Stored items
-*-
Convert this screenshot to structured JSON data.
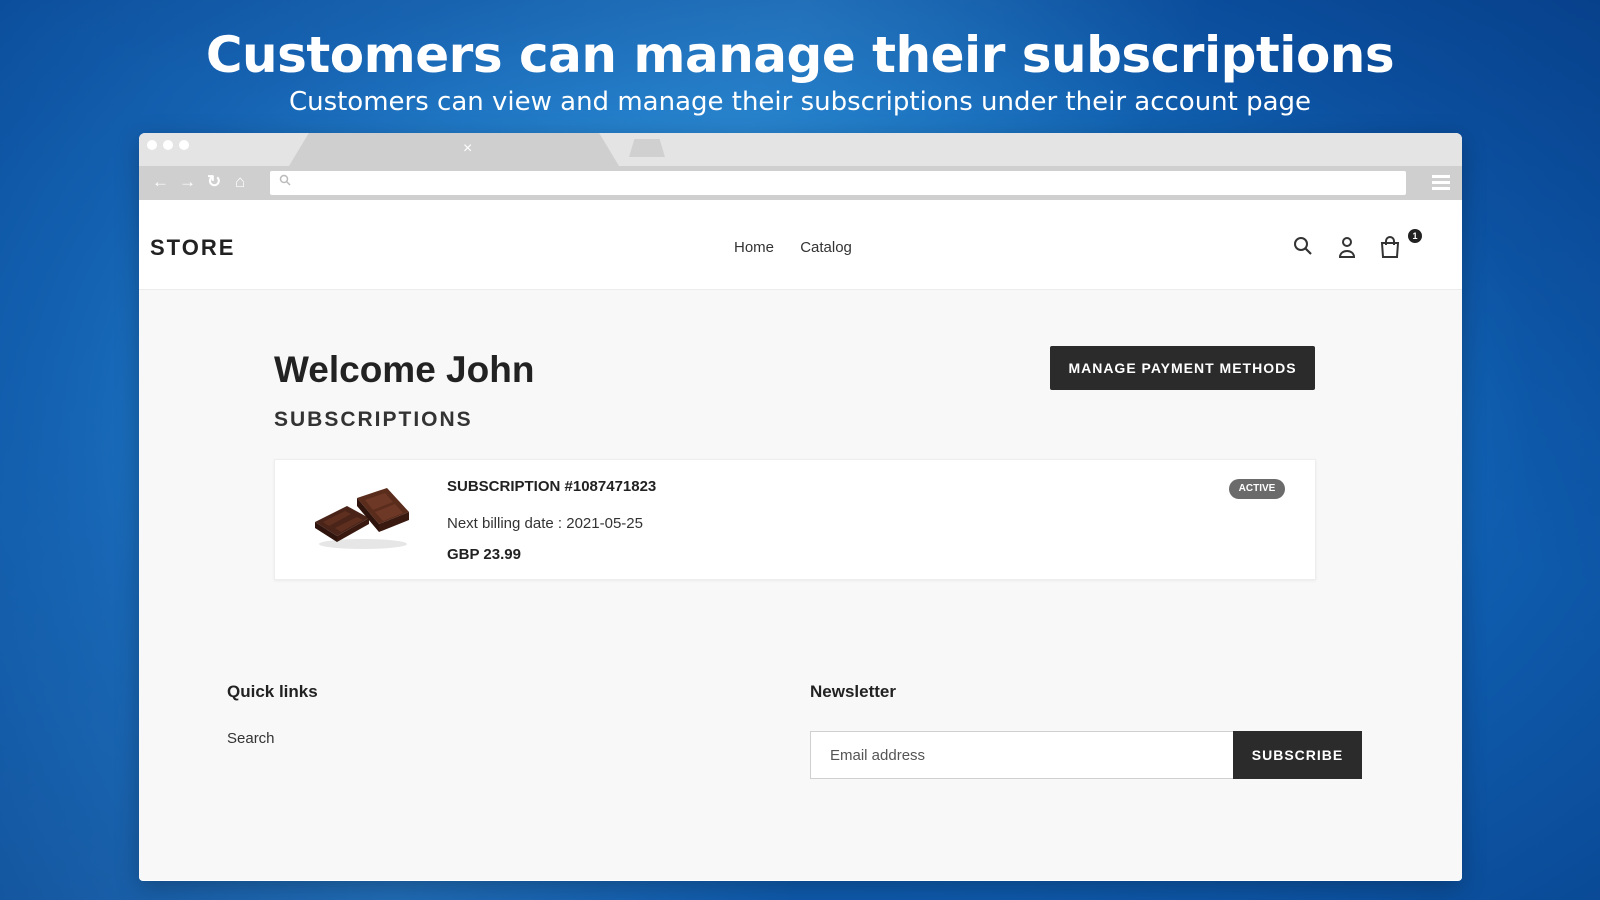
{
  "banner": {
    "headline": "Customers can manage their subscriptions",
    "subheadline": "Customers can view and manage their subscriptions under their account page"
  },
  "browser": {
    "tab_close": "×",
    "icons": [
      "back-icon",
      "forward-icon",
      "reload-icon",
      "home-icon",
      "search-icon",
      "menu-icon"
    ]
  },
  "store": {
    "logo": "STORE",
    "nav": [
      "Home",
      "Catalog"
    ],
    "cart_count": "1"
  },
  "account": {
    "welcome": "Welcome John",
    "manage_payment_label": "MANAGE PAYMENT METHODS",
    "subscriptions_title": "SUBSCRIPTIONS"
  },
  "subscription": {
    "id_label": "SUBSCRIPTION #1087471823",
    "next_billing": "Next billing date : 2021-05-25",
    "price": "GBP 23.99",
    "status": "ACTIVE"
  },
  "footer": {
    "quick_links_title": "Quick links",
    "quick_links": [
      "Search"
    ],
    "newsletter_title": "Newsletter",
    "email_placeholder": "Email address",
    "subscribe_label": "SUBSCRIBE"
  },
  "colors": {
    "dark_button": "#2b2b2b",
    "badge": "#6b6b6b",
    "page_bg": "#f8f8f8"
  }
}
-*-
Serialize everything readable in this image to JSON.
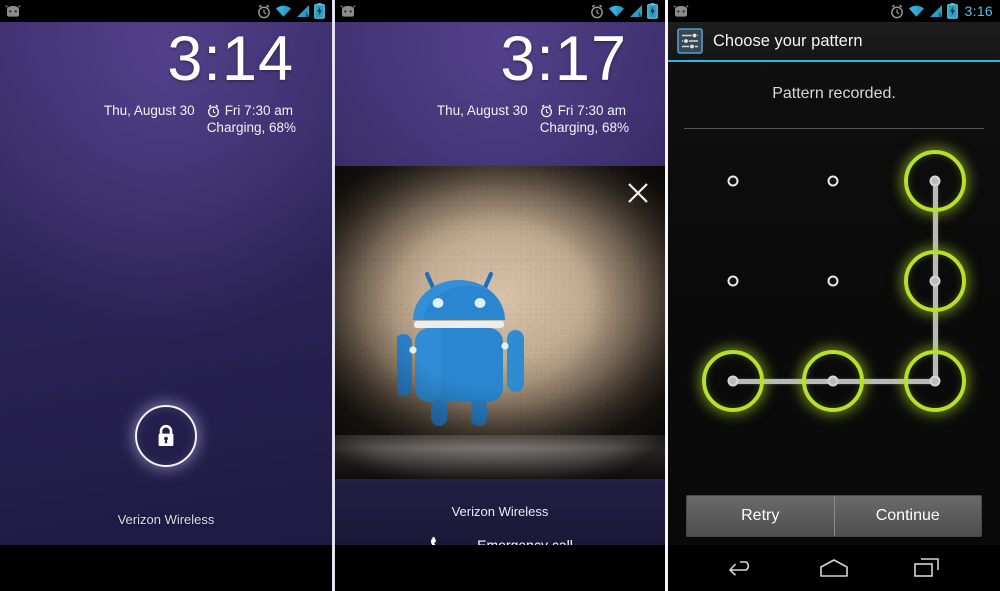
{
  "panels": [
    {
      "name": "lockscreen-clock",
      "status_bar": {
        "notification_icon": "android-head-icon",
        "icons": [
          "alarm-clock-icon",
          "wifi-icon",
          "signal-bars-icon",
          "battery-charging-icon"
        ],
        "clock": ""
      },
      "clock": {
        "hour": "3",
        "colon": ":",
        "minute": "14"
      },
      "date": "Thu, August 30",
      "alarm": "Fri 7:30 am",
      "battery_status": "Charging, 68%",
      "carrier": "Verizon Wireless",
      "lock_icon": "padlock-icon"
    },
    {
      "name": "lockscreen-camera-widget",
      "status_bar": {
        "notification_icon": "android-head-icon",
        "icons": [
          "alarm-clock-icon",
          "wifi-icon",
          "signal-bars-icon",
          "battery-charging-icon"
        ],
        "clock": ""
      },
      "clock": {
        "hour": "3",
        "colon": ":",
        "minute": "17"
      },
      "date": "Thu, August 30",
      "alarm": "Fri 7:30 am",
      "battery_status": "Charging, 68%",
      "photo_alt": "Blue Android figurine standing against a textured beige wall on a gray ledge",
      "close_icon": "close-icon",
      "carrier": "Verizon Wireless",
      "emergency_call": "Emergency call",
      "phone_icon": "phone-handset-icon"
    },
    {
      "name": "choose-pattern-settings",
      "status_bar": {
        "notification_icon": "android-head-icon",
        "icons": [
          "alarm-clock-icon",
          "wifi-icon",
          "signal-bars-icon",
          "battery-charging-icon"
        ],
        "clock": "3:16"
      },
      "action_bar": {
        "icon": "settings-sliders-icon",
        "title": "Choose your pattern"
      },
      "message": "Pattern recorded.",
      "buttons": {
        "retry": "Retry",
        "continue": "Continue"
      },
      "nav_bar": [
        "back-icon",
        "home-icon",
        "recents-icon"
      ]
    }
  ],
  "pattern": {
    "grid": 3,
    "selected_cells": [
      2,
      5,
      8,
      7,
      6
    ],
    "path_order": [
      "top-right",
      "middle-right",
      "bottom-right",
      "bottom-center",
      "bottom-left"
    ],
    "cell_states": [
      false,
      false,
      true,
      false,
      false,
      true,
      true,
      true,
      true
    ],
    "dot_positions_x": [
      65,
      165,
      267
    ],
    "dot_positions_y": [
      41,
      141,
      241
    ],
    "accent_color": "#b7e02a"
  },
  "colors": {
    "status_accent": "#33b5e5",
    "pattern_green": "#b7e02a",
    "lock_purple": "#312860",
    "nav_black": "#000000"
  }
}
-*-
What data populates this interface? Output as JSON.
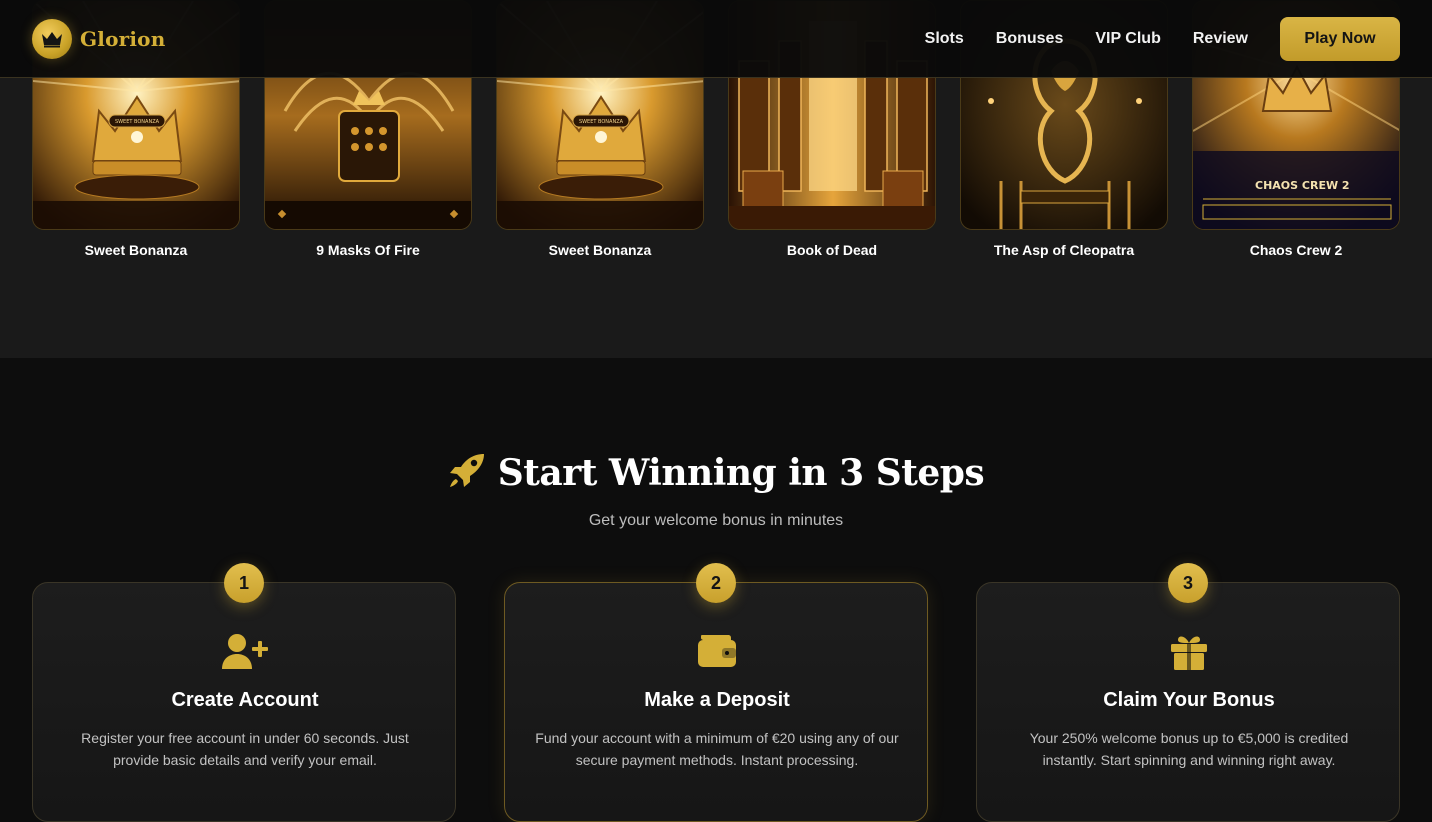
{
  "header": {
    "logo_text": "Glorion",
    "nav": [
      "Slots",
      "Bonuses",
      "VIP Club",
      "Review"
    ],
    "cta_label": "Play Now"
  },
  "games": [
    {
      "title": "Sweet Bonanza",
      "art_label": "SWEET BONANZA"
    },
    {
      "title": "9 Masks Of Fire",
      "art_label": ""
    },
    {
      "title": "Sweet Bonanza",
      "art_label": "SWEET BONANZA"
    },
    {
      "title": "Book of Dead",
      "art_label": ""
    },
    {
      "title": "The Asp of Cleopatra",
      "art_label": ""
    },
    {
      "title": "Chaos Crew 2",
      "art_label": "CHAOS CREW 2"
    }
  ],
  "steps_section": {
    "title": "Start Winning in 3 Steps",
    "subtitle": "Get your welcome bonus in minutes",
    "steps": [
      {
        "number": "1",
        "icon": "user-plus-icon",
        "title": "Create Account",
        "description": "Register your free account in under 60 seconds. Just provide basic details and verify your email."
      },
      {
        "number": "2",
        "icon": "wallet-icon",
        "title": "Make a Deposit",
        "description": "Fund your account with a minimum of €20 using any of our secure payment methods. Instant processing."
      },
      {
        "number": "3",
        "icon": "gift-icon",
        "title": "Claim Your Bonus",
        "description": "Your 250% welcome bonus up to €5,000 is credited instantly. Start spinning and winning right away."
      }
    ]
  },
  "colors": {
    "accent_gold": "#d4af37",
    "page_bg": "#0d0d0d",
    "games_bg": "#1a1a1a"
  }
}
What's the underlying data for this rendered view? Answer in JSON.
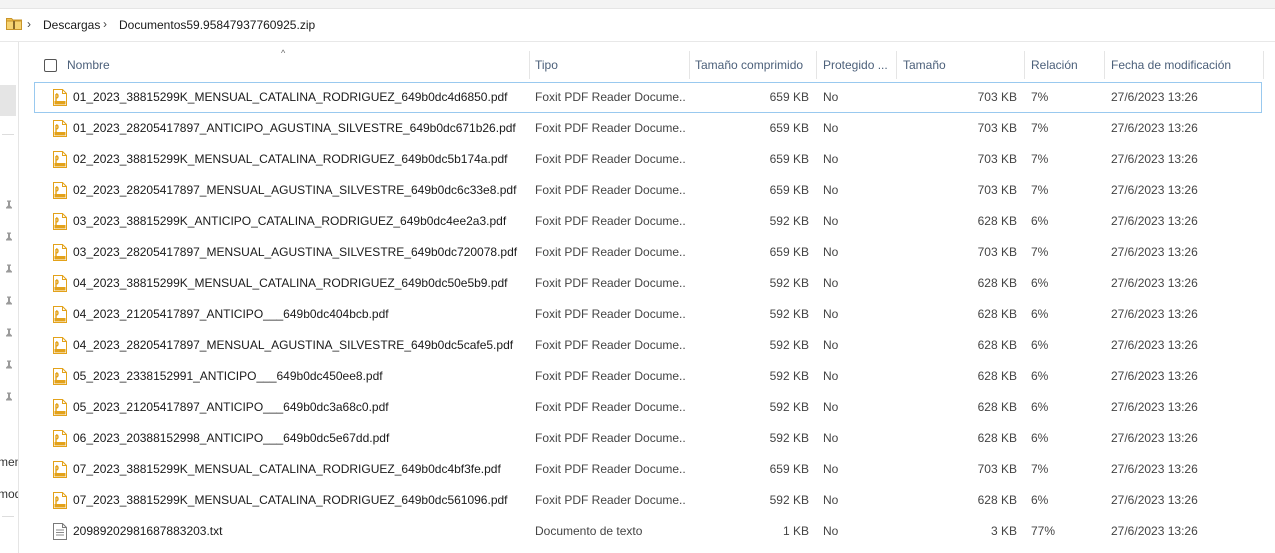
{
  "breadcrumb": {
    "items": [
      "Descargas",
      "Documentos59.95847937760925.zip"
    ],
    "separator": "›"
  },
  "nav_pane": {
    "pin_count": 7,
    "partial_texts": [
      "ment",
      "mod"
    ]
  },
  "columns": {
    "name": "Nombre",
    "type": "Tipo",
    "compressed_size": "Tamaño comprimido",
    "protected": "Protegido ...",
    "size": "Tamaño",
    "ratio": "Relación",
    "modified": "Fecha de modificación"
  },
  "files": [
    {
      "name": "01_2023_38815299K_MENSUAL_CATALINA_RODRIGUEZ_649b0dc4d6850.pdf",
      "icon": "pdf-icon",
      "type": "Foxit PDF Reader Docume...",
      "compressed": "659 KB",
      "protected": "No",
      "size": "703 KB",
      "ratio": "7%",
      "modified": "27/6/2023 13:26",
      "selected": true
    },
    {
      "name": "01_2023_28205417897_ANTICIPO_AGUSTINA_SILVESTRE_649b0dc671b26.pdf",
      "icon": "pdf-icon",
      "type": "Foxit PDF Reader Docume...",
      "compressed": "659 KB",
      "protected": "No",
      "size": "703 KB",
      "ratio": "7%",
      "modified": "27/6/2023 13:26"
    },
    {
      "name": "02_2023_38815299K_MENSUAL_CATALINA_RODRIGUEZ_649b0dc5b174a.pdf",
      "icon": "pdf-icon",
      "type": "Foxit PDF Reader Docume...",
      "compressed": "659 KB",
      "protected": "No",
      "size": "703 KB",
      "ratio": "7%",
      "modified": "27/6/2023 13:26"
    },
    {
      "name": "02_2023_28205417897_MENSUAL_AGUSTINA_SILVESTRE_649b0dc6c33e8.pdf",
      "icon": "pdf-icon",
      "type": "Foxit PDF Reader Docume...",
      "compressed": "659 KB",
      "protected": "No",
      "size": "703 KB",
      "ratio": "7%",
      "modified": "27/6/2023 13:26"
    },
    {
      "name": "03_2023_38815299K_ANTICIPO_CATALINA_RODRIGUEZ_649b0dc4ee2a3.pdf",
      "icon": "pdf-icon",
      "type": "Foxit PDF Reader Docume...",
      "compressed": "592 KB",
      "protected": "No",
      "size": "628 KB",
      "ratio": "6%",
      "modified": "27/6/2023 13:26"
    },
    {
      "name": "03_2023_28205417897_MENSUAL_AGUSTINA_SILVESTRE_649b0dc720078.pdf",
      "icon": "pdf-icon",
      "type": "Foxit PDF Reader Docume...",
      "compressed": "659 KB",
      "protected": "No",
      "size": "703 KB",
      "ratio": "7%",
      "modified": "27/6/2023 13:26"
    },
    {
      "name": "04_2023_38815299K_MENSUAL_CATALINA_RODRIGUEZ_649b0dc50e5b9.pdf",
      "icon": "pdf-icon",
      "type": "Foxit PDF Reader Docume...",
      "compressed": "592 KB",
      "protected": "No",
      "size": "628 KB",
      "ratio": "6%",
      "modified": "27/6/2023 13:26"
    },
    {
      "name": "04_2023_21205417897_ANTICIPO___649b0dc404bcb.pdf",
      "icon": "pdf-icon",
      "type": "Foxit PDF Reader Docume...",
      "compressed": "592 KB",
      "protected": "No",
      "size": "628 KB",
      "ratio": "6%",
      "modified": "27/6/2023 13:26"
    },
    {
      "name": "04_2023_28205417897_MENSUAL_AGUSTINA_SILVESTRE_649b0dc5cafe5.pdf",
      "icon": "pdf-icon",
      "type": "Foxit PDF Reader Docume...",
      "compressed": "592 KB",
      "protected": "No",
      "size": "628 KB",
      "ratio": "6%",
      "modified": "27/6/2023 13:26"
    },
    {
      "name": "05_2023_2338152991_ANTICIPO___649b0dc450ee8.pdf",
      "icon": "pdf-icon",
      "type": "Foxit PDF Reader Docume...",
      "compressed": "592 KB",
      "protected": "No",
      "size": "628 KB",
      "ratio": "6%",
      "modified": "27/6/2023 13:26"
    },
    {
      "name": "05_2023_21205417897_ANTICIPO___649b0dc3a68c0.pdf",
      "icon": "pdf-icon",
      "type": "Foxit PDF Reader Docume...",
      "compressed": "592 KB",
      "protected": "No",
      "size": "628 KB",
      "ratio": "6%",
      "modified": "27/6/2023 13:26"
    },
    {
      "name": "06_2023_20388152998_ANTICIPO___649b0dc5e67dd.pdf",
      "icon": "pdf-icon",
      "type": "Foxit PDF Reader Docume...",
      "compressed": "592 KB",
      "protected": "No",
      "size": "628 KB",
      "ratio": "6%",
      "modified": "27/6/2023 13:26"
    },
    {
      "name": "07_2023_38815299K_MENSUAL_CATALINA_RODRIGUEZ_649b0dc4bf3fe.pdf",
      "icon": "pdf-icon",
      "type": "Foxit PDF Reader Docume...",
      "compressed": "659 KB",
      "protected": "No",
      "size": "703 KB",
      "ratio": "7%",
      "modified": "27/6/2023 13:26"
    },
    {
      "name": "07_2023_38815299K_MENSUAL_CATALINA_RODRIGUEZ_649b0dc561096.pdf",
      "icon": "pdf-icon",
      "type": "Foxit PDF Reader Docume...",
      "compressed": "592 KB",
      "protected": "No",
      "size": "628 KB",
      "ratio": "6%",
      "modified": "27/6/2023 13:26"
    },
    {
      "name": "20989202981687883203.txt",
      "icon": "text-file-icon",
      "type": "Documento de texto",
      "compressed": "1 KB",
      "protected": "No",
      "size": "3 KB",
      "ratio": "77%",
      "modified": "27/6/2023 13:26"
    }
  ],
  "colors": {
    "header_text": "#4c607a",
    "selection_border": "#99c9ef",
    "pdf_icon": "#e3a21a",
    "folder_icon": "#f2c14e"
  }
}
-*-
● YOUR TASK
Pick out all lines containing the string "description".

● THE RESPONSE
        "description": "Register your free account in under 60 seconds. Just provide basic details and verify your email."
        "description": "Fund your account with a minimum of €20 using any of our secure payment methods. Instant processing."
        "description": "Your 250% welcome bonus up to €5,000 is credited instantly. Start spinning and winning right away."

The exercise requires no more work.